• TO BE DONE: Repeat all of the material exactly as given.

--- start PROVIDED DATA ---

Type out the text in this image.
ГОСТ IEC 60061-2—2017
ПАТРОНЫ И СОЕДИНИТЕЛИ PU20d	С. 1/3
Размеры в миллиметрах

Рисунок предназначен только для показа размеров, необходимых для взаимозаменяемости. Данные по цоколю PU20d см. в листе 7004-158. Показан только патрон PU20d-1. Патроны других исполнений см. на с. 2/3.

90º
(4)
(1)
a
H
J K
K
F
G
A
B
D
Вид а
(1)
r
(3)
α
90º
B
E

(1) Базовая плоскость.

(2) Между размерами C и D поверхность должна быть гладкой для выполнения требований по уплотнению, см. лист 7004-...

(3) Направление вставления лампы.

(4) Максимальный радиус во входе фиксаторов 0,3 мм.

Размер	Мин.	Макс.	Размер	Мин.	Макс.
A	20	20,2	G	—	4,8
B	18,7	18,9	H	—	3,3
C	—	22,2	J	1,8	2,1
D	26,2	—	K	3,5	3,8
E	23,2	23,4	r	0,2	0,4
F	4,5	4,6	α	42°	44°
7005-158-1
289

--- end PROVIDED DATA ---

• WRITTEN ANSWER:
Type out the text in this image.
ГОСТ IEC 60061-2—2017
ПАТРОНЫ И СОЕДИНИТЕЛИ PU20d	С. 1/3
Размеры в миллиметрах

Рисунок предназначен только для показа размеров, необходимых для взаимозаменяемости. Данные по цоколю PU20d см. в листе 7004-158. Показан только патрон PU20d-1. Патроны других исполнений см. на с. 2/3.

90º
(4)
(1)
a
H
J K
K
F
G
A
B
D
Вид а
(1)
r
(3)
α
90º
B
E

(1) Базовая плоскость.

(2) Между размерами C и D поверхность должна быть гладкой для выполнения требований по уплотнению, см. лист 7004-...

(3) Направление вставления лампы.

(4) Максимальный радиус во входе фиксаторов 0,3 мм.

Размер	Мин.	Макс.	Размер	Мин.	Макс.
A	20	20,2	G	—	4,8
B	18,7	18,9	H	—	3,3
C	—	22,2	J	1,8	2,1
D	26,2	—	K	3,5	3,8
E	23,2	23,4	r	0,2	0,4
F	4,5	4,6	α	42°	44°
7005-158-1
289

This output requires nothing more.